The records should be written out in full, with nothing altered.
-- Material start --
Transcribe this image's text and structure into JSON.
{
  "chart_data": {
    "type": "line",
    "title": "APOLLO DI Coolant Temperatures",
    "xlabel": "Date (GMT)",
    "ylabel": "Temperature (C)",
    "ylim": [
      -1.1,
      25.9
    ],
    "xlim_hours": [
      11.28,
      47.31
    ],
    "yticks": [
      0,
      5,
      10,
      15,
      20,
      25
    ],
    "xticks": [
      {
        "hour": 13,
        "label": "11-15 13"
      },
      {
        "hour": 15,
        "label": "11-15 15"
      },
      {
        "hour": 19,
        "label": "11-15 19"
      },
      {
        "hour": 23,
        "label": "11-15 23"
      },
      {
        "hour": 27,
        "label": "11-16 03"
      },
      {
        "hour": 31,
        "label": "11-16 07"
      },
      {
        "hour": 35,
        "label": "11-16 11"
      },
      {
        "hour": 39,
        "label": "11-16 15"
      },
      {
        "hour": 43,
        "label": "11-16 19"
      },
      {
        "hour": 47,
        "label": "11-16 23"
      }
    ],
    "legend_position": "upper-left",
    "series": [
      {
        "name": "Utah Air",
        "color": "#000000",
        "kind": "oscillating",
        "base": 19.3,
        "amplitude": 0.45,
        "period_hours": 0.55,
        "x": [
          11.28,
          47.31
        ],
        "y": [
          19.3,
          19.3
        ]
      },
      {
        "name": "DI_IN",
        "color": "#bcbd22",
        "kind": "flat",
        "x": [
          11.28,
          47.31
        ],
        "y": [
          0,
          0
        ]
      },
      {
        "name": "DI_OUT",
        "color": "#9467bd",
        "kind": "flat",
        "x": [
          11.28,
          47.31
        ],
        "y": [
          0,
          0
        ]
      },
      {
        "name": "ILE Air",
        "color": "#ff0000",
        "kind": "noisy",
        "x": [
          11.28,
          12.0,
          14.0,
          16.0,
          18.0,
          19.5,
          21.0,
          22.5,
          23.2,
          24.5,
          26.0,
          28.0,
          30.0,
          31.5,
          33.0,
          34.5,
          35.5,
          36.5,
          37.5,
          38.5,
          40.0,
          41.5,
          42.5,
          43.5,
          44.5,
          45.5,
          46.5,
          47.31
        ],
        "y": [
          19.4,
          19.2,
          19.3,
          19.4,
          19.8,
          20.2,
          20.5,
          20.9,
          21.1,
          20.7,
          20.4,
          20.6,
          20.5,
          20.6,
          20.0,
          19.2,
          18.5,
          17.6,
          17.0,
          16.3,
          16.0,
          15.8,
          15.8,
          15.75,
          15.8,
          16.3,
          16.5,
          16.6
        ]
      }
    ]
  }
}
-- Material end --
## [Full response]
Transcribe this image's text and structure into JSON.
{
  "chart_data": {
    "type": "line",
    "title": "APOLLO DI Coolant Temperatures",
    "xlabel": "Date (GMT)",
    "ylabel": "Temperature (C)",
    "ylim": [
      -1.1,
      25.9
    ],
    "xlim_hours": [
      11.28,
      47.31
    ],
    "yticks": [
      0,
      5,
      10,
      15,
      20,
      25
    ],
    "xticks": [
      {
        "hour": 13,
        "label": "11-15 13"
      },
      {
        "hour": 15,
        "label": "11-15 15"
      },
      {
        "hour": 19,
        "label": "11-15 19"
      },
      {
        "hour": 23,
        "label": "11-15 23"
      },
      {
        "hour": 27,
        "label": "11-16 03"
      },
      {
        "hour": 31,
        "label": "11-16 07"
      },
      {
        "hour": 35,
        "label": "11-16 11"
      },
      {
        "hour": 39,
        "label": "11-16 15"
      },
      {
        "hour": 43,
        "label": "11-16 19"
      },
      {
        "hour": 47,
        "label": "11-16 23"
      }
    ],
    "legend_position": "upper-left",
    "series": [
      {
        "name": "Utah Air",
        "color": "#000000",
        "kind": "oscillating",
        "base": 19.3,
        "amplitude": 0.45,
        "period_hours": 0.55,
        "x": [
          11.28,
          47.31
        ],
        "y": [
          19.3,
          19.3
        ]
      },
      {
        "name": "DI_IN",
        "color": "#bcbd22",
        "kind": "flat",
        "x": [
          11.28,
          47.31
        ],
        "y": [
          0,
          0
        ]
      },
      {
        "name": "DI_OUT",
        "color": "#9467bd",
        "kind": "flat",
        "x": [
          11.28,
          47.31
        ],
        "y": [
          0,
          0
        ]
      },
      {
        "name": "ILE Air",
        "color": "#ff0000",
        "kind": "noisy",
        "x": [
          11.28,
          12.0,
          14.0,
          16.0,
          18.0,
          19.5,
          21.0,
          22.5,
          23.2,
          24.5,
          26.0,
          28.0,
          30.0,
          31.5,
          33.0,
          34.5,
          35.5,
          36.5,
          37.5,
          38.5,
          40.0,
          41.5,
          42.5,
          43.5,
          44.5,
          45.5,
          46.5,
          47.31
        ],
        "y": [
          19.4,
          19.2,
          19.3,
          19.4,
          19.8,
          20.2,
          20.5,
          20.9,
          21.1,
          20.7,
          20.4,
          20.6,
          20.5,
          20.6,
          20.0,
          19.2,
          18.5,
          17.6,
          17.0,
          16.3,
          16.0,
          15.8,
          15.8,
          15.75,
          15.8,
          16.3,
          16.5,
          16.6
        ]
      }
    ]
  }
}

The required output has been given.